* [Requirement]:
Check each line of the listing below for the word "Planning" and say how many lines have it. Nothing else should be written.

※

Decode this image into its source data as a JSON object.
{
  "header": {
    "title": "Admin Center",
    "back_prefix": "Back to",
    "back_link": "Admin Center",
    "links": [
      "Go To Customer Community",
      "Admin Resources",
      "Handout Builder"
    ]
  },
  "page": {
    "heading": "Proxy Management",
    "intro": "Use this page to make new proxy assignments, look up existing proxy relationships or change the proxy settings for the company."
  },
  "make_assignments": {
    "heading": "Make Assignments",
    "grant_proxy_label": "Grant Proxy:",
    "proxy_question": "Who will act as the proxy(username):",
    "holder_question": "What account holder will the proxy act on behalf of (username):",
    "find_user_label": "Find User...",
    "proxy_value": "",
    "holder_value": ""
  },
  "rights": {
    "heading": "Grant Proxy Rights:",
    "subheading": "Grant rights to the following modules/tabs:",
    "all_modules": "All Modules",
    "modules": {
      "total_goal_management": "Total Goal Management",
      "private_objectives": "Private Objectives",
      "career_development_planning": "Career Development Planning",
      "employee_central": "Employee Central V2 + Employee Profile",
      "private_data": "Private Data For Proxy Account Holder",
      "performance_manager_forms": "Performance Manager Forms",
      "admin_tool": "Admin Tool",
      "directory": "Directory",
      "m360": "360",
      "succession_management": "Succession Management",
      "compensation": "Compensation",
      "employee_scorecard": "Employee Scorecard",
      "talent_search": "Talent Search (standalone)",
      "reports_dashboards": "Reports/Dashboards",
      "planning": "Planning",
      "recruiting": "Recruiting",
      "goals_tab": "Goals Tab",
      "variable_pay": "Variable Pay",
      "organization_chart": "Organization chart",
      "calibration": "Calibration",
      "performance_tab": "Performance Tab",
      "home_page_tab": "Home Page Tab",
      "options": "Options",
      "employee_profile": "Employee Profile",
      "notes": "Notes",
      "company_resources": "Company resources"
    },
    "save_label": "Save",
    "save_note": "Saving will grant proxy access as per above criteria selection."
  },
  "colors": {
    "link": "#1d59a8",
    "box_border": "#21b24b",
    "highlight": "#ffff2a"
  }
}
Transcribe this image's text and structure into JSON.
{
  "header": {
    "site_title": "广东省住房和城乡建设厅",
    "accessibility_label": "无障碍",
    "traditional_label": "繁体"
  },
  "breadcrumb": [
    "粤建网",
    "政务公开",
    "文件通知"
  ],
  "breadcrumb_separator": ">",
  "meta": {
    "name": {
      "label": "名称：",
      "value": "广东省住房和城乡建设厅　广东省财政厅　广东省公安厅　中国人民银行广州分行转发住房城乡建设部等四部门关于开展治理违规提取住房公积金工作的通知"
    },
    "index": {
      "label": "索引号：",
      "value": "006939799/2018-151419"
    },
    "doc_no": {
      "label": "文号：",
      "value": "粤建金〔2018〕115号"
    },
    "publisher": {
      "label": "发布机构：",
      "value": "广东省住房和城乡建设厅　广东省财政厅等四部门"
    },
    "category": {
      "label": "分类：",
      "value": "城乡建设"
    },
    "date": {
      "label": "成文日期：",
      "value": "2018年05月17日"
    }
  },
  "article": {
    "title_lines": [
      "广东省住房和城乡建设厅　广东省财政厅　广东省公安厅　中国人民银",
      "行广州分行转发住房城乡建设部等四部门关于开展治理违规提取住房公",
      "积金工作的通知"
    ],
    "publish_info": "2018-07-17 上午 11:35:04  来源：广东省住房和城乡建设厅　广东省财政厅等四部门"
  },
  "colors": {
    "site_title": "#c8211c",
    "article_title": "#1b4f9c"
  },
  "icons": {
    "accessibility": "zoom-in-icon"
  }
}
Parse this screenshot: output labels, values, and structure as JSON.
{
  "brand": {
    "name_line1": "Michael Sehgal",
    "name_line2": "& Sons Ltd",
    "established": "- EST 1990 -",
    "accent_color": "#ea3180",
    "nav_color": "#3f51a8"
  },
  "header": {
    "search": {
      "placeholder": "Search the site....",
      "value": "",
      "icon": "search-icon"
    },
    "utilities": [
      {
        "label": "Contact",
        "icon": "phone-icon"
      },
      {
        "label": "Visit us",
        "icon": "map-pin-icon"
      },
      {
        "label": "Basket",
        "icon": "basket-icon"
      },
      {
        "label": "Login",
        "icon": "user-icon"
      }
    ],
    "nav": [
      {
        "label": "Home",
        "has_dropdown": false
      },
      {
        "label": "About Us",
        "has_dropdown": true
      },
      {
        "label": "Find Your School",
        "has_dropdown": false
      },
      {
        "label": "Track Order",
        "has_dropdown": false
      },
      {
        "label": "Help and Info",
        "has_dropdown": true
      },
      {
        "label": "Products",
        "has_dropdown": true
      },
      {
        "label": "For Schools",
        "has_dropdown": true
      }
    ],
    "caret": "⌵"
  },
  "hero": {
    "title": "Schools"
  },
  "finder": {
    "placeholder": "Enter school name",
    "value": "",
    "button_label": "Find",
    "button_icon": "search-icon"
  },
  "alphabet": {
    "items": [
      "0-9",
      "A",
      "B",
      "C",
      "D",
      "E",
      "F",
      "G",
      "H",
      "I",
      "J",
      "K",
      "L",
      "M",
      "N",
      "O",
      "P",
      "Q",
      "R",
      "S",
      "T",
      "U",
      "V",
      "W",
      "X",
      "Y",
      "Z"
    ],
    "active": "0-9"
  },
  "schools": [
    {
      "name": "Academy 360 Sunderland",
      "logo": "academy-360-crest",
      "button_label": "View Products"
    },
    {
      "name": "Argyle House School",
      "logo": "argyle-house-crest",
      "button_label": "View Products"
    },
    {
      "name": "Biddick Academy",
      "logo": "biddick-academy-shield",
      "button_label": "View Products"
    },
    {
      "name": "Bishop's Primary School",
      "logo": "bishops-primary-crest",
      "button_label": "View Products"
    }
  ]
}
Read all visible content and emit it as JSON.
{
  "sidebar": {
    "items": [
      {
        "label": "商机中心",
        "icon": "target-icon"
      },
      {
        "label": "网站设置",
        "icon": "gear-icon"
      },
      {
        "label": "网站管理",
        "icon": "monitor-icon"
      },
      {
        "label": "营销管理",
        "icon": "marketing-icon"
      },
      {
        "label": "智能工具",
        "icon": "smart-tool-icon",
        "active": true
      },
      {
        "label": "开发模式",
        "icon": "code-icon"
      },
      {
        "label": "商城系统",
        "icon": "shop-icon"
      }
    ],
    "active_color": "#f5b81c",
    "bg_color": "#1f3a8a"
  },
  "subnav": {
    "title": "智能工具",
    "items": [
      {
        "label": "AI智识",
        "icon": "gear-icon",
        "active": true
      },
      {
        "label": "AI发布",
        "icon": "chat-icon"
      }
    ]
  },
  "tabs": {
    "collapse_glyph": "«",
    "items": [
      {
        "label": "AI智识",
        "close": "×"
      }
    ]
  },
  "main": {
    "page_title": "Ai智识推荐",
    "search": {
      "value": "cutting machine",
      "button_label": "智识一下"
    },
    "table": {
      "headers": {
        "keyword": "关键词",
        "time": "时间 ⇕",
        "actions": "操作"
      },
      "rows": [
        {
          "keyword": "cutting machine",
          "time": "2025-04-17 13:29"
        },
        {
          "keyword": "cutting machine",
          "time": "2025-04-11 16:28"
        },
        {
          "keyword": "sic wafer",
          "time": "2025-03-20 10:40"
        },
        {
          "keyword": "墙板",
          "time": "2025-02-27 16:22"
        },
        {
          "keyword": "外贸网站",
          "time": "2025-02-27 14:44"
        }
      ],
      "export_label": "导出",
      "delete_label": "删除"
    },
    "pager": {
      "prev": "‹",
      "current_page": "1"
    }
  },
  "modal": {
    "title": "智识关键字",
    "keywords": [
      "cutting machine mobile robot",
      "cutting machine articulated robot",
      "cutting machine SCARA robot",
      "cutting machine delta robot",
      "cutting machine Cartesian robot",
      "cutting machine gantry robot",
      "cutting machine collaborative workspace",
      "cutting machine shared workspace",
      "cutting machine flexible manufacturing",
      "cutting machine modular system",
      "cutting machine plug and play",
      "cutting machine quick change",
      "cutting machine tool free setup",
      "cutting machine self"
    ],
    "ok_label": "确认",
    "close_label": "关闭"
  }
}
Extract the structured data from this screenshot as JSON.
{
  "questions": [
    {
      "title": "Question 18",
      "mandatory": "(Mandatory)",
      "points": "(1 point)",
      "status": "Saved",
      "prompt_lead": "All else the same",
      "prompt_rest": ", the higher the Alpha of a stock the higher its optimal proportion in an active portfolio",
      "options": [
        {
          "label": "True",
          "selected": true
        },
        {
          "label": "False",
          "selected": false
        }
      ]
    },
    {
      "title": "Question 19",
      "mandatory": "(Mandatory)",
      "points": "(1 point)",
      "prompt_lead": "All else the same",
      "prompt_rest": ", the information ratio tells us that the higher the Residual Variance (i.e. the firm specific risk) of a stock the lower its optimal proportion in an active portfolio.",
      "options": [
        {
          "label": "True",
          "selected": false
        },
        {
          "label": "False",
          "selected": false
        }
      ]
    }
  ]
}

※

* [Result]:
2